» Problem requirements: Restate each entry word for word, leaving nothing out.

» Material shown:
--- begin ---

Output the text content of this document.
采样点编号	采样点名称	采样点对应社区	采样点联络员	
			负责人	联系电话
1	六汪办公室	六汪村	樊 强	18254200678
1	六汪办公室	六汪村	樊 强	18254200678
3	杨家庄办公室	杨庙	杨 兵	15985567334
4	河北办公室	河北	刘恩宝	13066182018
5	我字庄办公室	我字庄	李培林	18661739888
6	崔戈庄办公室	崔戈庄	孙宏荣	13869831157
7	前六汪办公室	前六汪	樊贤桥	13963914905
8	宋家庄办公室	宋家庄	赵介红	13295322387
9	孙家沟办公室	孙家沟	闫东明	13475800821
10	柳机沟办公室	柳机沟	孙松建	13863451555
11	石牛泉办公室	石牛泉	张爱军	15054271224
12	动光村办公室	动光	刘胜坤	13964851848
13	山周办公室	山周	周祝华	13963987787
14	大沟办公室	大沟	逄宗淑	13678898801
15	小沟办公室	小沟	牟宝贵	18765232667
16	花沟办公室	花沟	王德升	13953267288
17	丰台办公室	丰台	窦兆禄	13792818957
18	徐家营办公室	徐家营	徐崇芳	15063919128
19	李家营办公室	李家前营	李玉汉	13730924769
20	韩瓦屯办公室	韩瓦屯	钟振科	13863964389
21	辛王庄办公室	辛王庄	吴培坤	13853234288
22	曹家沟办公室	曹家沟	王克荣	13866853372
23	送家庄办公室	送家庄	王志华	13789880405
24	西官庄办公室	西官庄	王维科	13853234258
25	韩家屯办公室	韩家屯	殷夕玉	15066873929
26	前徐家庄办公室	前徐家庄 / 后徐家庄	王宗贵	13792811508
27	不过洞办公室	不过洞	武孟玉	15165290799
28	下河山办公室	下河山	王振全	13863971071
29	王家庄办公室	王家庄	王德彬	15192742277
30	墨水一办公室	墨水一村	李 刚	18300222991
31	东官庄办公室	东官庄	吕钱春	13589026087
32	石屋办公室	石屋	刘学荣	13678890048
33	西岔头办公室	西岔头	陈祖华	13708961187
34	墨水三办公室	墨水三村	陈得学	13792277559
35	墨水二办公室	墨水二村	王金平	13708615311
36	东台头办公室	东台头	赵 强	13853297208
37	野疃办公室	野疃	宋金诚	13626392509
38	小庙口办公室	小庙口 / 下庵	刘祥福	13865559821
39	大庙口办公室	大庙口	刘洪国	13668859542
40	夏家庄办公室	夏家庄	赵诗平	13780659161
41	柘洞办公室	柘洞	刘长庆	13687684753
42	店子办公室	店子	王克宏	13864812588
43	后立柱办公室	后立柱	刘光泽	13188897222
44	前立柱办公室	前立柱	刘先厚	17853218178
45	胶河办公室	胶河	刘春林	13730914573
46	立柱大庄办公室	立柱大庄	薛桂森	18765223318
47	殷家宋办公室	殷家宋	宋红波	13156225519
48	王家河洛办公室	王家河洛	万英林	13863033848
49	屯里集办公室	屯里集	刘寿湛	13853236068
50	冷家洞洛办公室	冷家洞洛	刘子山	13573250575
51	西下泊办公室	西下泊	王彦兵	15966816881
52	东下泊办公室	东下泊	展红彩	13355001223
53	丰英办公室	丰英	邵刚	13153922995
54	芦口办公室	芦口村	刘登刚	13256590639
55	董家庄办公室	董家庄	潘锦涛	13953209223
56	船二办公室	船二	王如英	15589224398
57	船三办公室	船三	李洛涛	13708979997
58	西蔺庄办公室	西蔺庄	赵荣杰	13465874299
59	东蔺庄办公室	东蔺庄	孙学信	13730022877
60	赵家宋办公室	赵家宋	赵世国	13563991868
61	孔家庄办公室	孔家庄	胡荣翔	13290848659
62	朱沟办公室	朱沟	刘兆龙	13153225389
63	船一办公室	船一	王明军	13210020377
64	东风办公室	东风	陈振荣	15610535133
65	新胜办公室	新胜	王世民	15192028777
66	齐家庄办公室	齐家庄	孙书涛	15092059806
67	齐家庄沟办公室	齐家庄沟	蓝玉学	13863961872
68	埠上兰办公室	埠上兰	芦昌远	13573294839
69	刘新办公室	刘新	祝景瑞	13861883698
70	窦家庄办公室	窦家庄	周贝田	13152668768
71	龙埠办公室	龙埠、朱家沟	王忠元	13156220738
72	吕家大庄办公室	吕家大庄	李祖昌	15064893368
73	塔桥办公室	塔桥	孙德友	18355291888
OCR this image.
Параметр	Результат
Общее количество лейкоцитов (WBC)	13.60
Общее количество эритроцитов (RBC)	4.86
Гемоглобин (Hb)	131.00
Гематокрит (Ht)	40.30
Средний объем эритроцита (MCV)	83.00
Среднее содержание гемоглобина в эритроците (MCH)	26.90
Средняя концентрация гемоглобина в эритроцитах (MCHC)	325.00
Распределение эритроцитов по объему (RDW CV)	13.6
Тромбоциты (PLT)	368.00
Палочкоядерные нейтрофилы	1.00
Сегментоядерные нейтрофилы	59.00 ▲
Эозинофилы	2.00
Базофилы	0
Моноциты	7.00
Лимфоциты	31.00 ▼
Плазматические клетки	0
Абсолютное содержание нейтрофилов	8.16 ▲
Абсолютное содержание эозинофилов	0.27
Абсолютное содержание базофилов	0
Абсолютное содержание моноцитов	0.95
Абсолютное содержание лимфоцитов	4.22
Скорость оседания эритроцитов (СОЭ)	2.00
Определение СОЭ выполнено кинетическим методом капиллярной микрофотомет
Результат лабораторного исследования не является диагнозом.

--- end ---

» Reply:
Output the text content of this document.
采样点编号	采样点名称	采样点对应社区	采样点联络员	
			负责人	联系电话
1	六汪办公室	六汪村	樊 强	18254200678
1	六汪办公室	六汪村	樊 强	18254200678
3	杨家庄办公室	杨庙	杨 兵	15985567334
4	河北办公室	河北	刘恩宝	13066182018
5	我字庄办公室	我字庄	李培林	18661739888
6	崔戈庄办公室	崔戈庄	孙宏荣	13869831157
7	前六汪办公室	前六汪	樊贤桥	13963914905
8	宋家庄办公室	宋家庄	赵介红	13295322387
9	孙家沟办公室	孙家沟	闫东明	13475800821
10	柳机沟办公室	柳机沟	孙松建	13863451555
11	石牛泉办公室	石牛泉	张爱军	15054271224
12	动光村办公室	动光	刘胜坤	13964851848
13	山周办公室	山周	周祝华	13963987787
14	大沟办公室	大沟	逄宗淑	13678898801
15	小沟办公室	小沟	牟宝贵	18765232667
16	花沟办公室	花沟	王德升	13953267288
17	丰台办公室	丰台	窦兆禄	13792818957
18	徐家营办公室	徐家营	徐崇芳	15063919128
19	李家营办公室	李家前营	李玉汉	13730924769
20	韩瓦屯办公室	韩瓦屯	钟振科	13863964389
21	辛王庄办公室	辛王庄	吴培坤	13853234288
22	曹家沟办公室	曹家沟	王克荣	13866853372
23	送家庄办公室	送家庄	王志华	13789880405
24	西官庄办公室	西官庄	王维科	13853234258
25	韩家屯办公室	韩家屯	殷夕玉	15066873929
26	前徐家庄办公室	前徐家庄 / 后徐家庄	王宗贵	13792811508
27	不过洞办公室	不过洞	武孟玉	15165290799
28	下河山办公室	下河山	王振全	13863971071
29	王家庄办公室	王家庄	王德彬	15192742277
30	墨水一办公室	墨水一村	李 刚	18300222991
31	东官庄办公室	东官庄	吕钱春	13589026087
32	石屋办公室	石屋	刘学荣	13678890048
33	西岔头办公室	西岔头	陈祖华	13708961187
34	墨水三办公室	墨水三村	陈得学	13792277559
35	墨水二办公室	墨水二村	王金平	13708615311
36	东台头办公室	东台头	赵 强	13853297208
37	野疃办公室	野疃	宋金诚	13626392509
38	小庙口办公室	小庙口 / 下庵	刘祥福	13865559821
39	大庙口办公室	大庙口	刘洪国	13668859542
40	夏家庄办公室	夏家庄	赵诗平	13780659161
41	柘洞办公室	柘洞	刘长庆	13687684753
42	店子办公室	店子	王克宏	13864812588
43	后立柱办公室	后立柱	刘光泽	13188897222
44	前立柱办公室	前立柱	刘先厚	17853218178
45	胶河办公室	胶河	刘春林	13730914573
46	立柱大庄办公室	立柱大庄	薛桂森	18765223318
47	殷家宋办公室	殷家宋	宋红波	13156225519
48	王家河洛办公室	王家河洛	万英林	13863033848
49	屯里集办公室	屯里集	刘寿湛	13853236068
50	冷家洞洛办公室	冷家洞洛	刘子山	13573250575
51	西下泊办公室	西下泊	王彦兵	15966816881
52	东下泊办公室	东下泊	展红彩	13355001223
53	丰英办公室	丰英	邵刚	13153922995
54	芦口办公室	芦口村	刘登刚	13256590639
55	董家庄办公室	董家庄	潘锦涛	13953209223
56	船二办公室	船二	王如英	15589224398
57	船三办公室	船三	李洛涛	13708979997
58	西蔺庄办公室	西蔺庄	赵荣杰	13465874299
59	东蔺庄办公室	东蔺庄	孙学信	13730022877
60	赵家宋办公室	赵家宋	赵世国	13563991868
61	孔家庄办公室	孔家庄	胡荣翔	13290848659
62	朱沟办公室	朱沟	刘兆龙	13153225389
63	船一办公室	船一	王明军	13210020377
64	东风办公室	东风	陈振荣	15610535133
65	新胜办公室	新胜	王世民	15192028777
66	齐家庄办公室	齐家庄	孙书涛	15092059806
67	齐家庄沟办公室	齐家庄沟	蓝玉学	13863961872
68	埠上兰办公室	埠上兰	芦昌远	13573294839
69	刘新办公室	刘新	祝景瑞	13861883698
70	窦家庄办公室	窦家庄	周贝田	13152668768
71	龙埠办公室	龙埠、朱家沟	王忠元	13156220738
72	吕家大庄办公室	吕家大庄	李祖昌	15064893368
73	塔桥办公室	塔桥	孙德友	18355291888
OCR this image.
Параметр	Результат
Общее количество лейкоцитов (WBC)	13.60
Общее количество эритроцитов (RBC)	4.86
Гемоглобин (Hb)	131.00
Гематокрит (Ht)	40.30
Средний объем эритроцита (MCV)	83.00
Среднее содержание гемоглобина в эритроците (MCH)	26.90
Средняя концентрация гемоглобина в эритроцитах (MCHC)	325.00
Распределение эритроцитов по объему (RDW CV)	13.6
Тромбоциты (PLT)	368.00
Палочкоядерные нейтрофилы	1.00
Сегментоядерные нейтрофилы	59.00 ▲
Эозинофилы	2.00
Базофилы	0
Моноциты	7.00
Лимфоциты	31.00 ▼
Плазматические клетки	0
Абсолютное содержание нейтрофилов	8.16 ▲
Абсолютное содержание эозинофилов	0.27
Абсолютное содержание базофилов	0
Абсолютное содержание моноцитов	0.95
Абсолютное содержание лимфоцитов	4.22
Скорость оседания эритроцитов (СОЭ)	2.00
Определение СОЭ выполнено кинетическим методом капиллярной микрофотомет
Результат лабораторного исследования не является диагнозом.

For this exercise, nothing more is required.